# Written task
Copy out lines with the word "REDIMIBLE" from the material that follows.

# Information shown
• • • • • • •

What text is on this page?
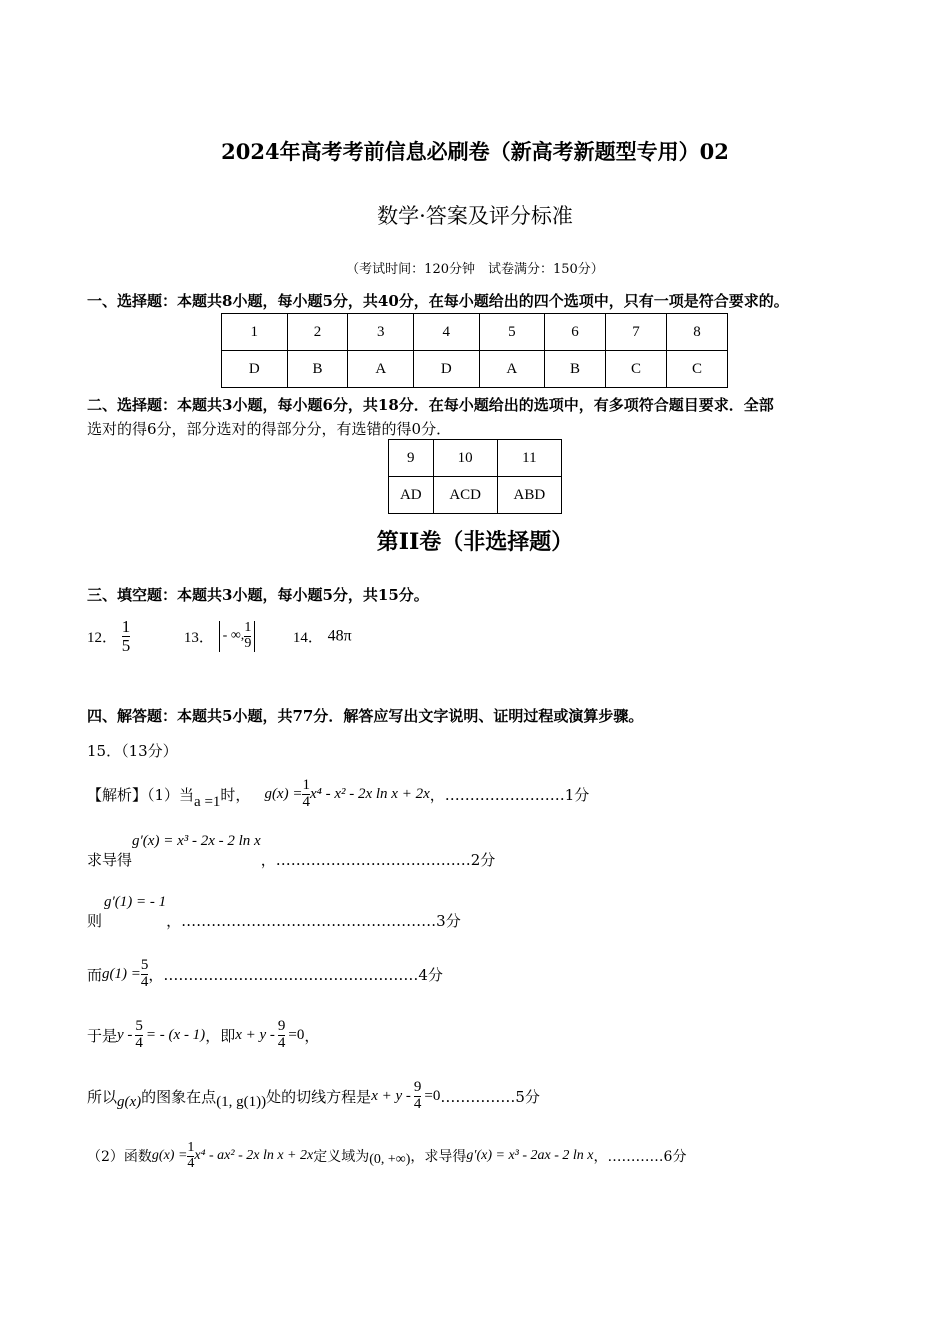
2024年高考考前信息必刷卷（新高考新题型专用）02
数学·答案及评分标准
（考试时间：120分钟　试卷满分：150分）
一、选择题：本题共8小题，每小题5分，共40分，在每小题给出的四个选项中，只有一项是符合要求的。
1	2	3	4	5	6	7	8
D	B	A	D	A	B	C	C
二、选择题：本题共3小题，每小题6分，共18分．在每小题给出的选项中，有多项符合题目要求．全部
选对的得6分，部分选对的得部分分，有选错的得0分．
9	10	11
AD	ACD	ABD
第II卷（非选择题）
三、填空题：本题共3小题，每小题5分，共15分。
12． $\frac{1}{5}$	13． - ∞, $\frac{1}{9}$	14． 48π
四、解答题：本题共5小题，共77分．解答应写出文字说明、证明过程或演算步骤。
15．（13分）
【解析】（1）当 a =1 时， $g(x) = \frac{1}{4} x^4 - x^2 - 2x$ ln x + 2x ，……………………1分
求导得
g′(x) = x³ - 2x - 2 ln x
，…………………………………2分
则
g′(1) = - 1
，……………………………………………3分
而 $g(1) = \frac{5}{4}$ ，……………………………………………4分
于是 y - $\frac{5}{4}$ = - (x - 1) ，即 $x + y - \frac{9}{4} =0$ ，
所以 g(x) 的图象在点 (1, g(1)) 处的切线方程是 $x + y - \frac{9}{4} =0$ ……………5分
（2）函数 $g(x) = \frac{1}{4} x^4 - ax^2 - 2x$ ln x + 2x 定义域为 (0, +∞) ，求导得 g′(x) = x³ - 2ax - 2 ln x ，…………6分
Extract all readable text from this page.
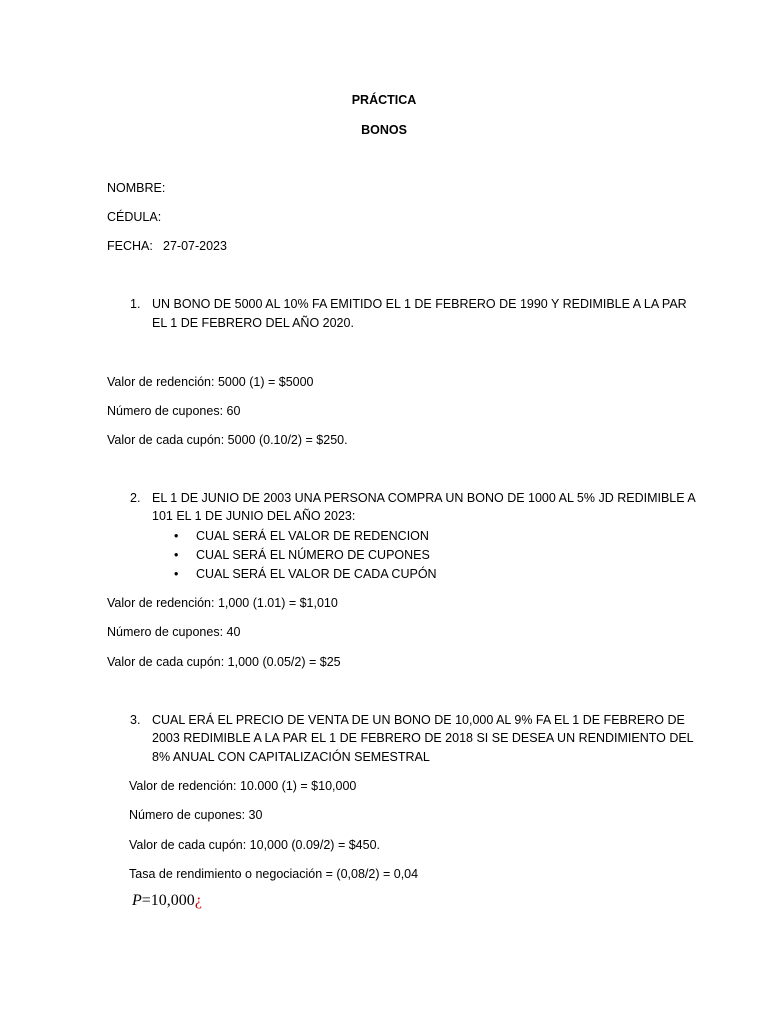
PRÁCTICA
BONOS
NOMBRE:
CÉDULA:
FECHA: 27-07-2023
1. UN BONO DE 5000 AL 10% FA EMITIDO EL 1 DE FEBRERO DE 1990 Y REDIMIBLE A LA PAR
EL 1 DE FEBRERO DEL AÑO 2020.
Valor de redención: 5000 (1) = $5000
Número de cupones: 60
Valor de cada cupón: 5000 (0.10/2) = $250.
2. EL 1 DE JUNIO DE 2003 UNA PERSONA COMPRA UN BONO DE 1000 AL 5% JD REDIMIBLE A
101 EL 1 DE JUNIO DEL AÑO 2023:
• CUAL SERÁ EL VALOR DE REDENCION
• CUAL SERÁ EL NÚMERO DE CUPONES
• CUAL SERÁ EL VALOR DE CADA CUPÓN
Valor de redención: 1,000 (1.01) = $1,010
Número de cupones: 40
Valor de cada cupón: 1,000 (0.05/2) = $25
3. CUAL ERÁ EL PRECIO DE VENTA DE UN BONO DE 10,000 AL 9% FA EL 1 DE FEBRERO DE
2003 REDIMIBLE A LA PAR EL 1 DE FEBRERO DE 2018 SI SE DESEA UN RENDIMIENTO DEL
8% ANUAL CON CAPITALIZACIÓN SEMESTRAL
Valor de redención: 10.000 (1) = $10,000
Número de cupones: 30
Valor de cada cupón: 10,000 (0.09/2) = $450.
Tasa de rendimiento o negociación = (0,08/2) = 0,04
P=10,000¿
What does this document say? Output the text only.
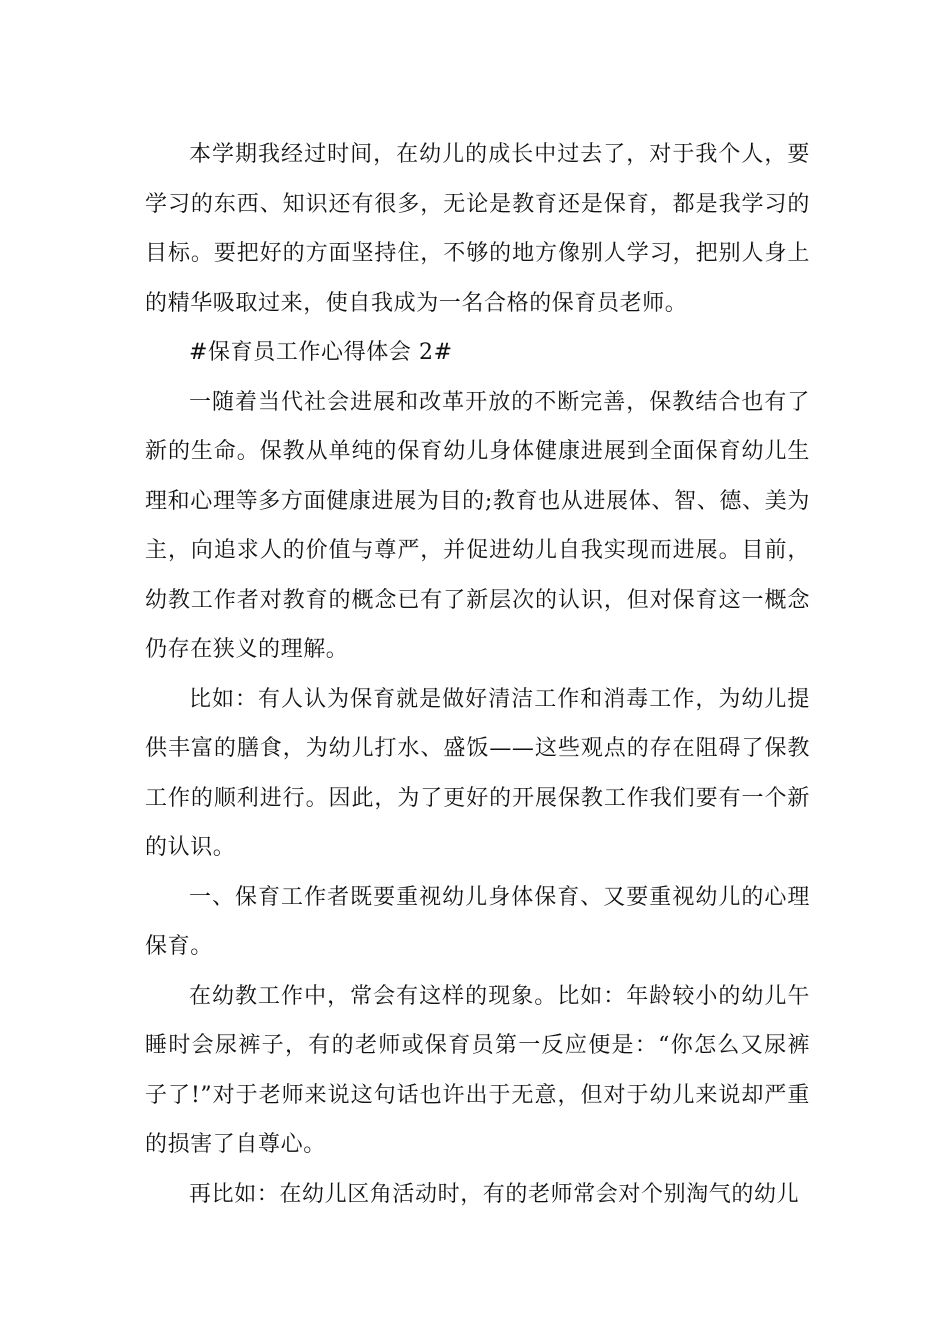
本学期我经过时间，在幼儿的成长中过去了，对于我个人，要学习的东西、知识还有很多，无论是教育还是保育，都是我学习的目标。要把好的方面坚持住，不够的地方像别人学习，把别人身上的精华吸取过来，使自我成为一名合格的保育员老师。

#保育员工作心得体会 2#

一随着当代社会进展和改革开放的不断完善，保教结合也有了新的生命。保教从单纯的保育幼儿身体健康进展到全面保育幼儿生理和心理等多方面健康进展为目的;教育也从进展体、智、德、美为主，向追求人的价值与尊严，并促进幼儿自我实现而进展。目前，幼教工作者对教育的概念已有了新层次的认识，但对保育这一概念仍存在狭义的理解。

比如：有人认为保育就是做好清洁工作和消毒工作，为幼儿提供丰富的膳食，为幼儿打水、盛饭——这些观点的存在阻碍了保教工作的顺利进行。因此，为了更好的开展保教工作我们要有一个新的认识。

一、保育工作者既要重视幼儿身体保育、又要重视幼儿的心理保育。

在幼教工作中，常会有这样的现象。比如：年龄较小的幼儿午睡时会尿裤子，有的老师或保育员第一反应便是：“你怎么又尿裤子了!”对于老师来说这句话也许出于无意，但对于幼儿来说却严重的损害了自尊心。

再比如：在幼儿区角活动时，有的老师常会对个别淘气的幼儿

• • • • • • •

# Reply
1. UN BONO DE 5000 AL 10% FA EMITIDO EL 1 DE FEBRERO DE 1990 Y REDIMIBLE A LA PAR
2. EL 1 DE JUNIO DE 2003 UNA PERSONA COMPRA UN BONO DE 1000 AL 5% JD REDIMIBLE A
2003 REDIMIBLE A LA PAR EL 1 DE FEBRERO DE 2018 SI SE DESEA UN RENDIMIENTO DEL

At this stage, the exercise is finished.